Collect from the data below each line with "value".

== Given data ==

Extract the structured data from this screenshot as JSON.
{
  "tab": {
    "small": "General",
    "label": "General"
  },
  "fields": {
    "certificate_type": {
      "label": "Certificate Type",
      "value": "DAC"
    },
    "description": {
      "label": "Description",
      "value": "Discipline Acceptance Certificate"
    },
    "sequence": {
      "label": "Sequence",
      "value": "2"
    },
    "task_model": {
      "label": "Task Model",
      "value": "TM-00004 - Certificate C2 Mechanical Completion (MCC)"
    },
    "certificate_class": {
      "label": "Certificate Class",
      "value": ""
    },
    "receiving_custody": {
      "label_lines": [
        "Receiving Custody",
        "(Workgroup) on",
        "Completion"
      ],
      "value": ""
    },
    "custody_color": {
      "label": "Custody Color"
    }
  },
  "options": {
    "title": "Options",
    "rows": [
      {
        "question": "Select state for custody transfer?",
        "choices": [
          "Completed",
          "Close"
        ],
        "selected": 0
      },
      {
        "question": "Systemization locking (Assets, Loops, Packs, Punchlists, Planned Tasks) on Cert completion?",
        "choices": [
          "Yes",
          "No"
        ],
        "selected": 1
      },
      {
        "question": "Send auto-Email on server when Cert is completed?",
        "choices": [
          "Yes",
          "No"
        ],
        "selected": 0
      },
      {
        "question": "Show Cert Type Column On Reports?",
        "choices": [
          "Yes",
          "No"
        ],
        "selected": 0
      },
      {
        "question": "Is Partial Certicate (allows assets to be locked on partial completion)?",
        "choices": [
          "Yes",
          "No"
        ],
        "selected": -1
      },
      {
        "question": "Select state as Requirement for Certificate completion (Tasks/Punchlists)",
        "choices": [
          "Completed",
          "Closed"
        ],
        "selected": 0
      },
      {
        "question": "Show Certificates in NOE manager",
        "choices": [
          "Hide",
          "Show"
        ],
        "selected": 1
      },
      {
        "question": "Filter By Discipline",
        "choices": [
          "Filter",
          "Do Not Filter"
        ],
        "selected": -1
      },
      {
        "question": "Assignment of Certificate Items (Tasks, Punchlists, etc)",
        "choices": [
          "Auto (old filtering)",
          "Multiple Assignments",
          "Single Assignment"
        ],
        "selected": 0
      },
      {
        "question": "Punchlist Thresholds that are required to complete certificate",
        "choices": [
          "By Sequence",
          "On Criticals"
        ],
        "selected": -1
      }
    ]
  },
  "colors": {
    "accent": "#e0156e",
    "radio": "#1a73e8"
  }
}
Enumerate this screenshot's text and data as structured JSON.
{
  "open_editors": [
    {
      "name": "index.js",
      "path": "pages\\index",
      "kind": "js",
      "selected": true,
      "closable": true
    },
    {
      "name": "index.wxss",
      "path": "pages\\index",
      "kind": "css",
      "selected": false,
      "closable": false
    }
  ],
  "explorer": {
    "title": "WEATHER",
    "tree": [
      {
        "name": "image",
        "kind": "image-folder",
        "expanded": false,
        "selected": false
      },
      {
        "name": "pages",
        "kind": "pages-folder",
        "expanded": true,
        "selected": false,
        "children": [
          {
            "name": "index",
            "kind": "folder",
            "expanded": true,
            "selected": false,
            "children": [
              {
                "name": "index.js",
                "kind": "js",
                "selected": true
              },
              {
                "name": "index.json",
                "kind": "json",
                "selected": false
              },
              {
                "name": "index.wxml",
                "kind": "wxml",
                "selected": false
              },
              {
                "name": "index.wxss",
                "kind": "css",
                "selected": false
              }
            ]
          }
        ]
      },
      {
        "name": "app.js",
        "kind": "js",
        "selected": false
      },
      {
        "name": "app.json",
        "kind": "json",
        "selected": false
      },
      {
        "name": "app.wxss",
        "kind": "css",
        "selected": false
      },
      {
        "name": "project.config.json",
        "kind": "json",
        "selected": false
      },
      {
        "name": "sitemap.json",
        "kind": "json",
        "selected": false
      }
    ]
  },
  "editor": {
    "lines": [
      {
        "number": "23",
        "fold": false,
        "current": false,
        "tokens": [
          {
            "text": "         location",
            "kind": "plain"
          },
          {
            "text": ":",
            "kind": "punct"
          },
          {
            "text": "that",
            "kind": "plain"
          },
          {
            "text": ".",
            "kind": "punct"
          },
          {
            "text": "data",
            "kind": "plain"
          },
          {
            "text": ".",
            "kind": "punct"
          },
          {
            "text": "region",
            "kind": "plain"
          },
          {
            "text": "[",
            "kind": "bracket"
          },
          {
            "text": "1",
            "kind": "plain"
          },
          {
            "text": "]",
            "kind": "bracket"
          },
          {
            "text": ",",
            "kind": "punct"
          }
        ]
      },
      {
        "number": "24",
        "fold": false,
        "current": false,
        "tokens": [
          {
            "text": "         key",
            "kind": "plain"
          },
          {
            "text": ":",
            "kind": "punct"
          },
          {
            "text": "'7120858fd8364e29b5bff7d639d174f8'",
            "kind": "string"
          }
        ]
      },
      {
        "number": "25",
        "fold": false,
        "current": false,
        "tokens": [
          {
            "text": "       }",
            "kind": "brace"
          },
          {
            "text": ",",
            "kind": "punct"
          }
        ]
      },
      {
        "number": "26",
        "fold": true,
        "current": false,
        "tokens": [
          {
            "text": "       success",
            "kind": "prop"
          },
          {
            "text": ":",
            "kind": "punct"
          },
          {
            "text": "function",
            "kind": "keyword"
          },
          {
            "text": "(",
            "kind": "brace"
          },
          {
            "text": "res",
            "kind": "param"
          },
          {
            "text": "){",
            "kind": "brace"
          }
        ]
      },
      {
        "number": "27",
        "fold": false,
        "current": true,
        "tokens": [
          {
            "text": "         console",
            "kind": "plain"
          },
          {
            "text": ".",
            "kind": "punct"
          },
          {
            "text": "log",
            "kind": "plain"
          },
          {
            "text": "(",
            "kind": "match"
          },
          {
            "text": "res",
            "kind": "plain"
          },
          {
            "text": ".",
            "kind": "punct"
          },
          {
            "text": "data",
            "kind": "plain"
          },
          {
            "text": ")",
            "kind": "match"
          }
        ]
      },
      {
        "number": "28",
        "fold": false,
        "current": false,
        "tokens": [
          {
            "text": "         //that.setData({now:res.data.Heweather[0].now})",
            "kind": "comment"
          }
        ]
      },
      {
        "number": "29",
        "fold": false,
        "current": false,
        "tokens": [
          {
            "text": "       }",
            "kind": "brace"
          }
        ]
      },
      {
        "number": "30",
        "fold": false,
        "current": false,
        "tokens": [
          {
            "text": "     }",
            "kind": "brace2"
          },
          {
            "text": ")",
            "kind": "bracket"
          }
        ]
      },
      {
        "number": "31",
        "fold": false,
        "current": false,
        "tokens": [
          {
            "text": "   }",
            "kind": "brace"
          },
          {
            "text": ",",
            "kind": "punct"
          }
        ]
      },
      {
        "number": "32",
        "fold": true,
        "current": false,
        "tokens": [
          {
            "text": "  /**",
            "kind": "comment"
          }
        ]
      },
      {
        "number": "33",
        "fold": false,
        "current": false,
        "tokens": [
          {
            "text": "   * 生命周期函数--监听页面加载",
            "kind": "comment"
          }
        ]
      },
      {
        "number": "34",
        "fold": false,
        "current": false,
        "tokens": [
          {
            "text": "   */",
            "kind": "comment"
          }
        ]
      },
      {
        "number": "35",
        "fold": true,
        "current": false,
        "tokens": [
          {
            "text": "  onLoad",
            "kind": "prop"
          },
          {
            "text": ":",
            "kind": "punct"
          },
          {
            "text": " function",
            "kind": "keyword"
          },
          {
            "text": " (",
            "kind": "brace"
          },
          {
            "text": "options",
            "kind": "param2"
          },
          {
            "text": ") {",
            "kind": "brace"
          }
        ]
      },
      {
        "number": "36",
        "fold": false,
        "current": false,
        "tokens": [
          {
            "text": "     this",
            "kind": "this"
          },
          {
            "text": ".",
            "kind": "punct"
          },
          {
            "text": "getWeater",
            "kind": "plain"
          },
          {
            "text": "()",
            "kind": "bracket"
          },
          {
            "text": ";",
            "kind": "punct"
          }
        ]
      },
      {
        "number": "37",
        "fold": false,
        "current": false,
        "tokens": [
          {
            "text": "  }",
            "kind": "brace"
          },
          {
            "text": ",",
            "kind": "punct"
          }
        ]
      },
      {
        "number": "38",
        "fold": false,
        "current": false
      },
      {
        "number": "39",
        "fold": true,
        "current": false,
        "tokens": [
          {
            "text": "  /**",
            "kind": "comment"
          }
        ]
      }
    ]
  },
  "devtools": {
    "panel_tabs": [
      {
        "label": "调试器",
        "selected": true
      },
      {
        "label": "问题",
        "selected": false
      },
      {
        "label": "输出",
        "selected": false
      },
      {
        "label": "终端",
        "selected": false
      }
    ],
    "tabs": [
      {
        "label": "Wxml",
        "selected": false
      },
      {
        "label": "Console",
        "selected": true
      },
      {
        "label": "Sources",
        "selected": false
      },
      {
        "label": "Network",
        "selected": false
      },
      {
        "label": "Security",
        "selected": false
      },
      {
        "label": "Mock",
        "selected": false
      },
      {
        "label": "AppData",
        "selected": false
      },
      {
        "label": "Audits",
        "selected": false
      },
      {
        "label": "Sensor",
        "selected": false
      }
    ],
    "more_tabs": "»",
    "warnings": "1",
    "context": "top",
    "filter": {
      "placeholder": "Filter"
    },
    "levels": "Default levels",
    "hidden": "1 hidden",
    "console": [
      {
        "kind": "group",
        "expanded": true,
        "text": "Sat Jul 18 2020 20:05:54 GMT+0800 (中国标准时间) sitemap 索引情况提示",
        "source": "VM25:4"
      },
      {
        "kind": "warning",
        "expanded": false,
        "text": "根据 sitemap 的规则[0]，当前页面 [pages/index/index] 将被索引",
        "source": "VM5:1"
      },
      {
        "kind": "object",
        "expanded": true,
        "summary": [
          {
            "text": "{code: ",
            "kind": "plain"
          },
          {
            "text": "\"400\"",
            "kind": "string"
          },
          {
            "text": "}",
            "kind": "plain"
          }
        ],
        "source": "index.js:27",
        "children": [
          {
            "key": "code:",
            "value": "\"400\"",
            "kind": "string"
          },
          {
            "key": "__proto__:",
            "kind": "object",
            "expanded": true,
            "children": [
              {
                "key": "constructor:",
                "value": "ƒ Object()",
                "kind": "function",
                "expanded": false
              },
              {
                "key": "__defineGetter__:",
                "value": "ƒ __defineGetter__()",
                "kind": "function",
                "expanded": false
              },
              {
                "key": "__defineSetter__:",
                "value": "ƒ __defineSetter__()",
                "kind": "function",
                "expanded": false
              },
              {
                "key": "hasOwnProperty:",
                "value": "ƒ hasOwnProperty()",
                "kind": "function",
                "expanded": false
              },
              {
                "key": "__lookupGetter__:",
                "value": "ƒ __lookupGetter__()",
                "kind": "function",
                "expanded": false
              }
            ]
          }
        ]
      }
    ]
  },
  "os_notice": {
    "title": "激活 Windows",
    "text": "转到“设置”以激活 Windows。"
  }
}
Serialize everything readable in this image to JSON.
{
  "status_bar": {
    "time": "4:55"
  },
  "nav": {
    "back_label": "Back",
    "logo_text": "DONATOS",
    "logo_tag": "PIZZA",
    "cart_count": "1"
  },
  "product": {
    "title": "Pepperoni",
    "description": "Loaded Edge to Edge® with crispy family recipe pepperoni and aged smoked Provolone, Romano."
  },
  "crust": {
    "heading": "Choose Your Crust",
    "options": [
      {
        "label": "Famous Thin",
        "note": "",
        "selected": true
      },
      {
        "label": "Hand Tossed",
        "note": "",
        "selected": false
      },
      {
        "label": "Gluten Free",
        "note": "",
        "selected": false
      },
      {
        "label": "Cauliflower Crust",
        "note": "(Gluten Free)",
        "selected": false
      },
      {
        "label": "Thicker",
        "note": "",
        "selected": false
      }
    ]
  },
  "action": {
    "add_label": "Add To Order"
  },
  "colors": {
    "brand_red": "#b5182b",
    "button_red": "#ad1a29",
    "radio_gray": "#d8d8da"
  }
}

===

**Right answer:**
      "value": "DAC"
      "value": "Discipline Acceptance Certificate"
      "value": "2"
      "value": "TM-00004 - Certificate C2 Mechanical Completion (MCC)"
      "value": ""
      "value": ""
            "value": "\"400\"",
                "value": "ƒ Object()",
                "value": "ƒ __defineGetter__()",
                "value": "ƒ __defineSetter__()",
                "value": "ƒ hasOwnProperty()",
                "value": "ƒ __lookupGetter__()",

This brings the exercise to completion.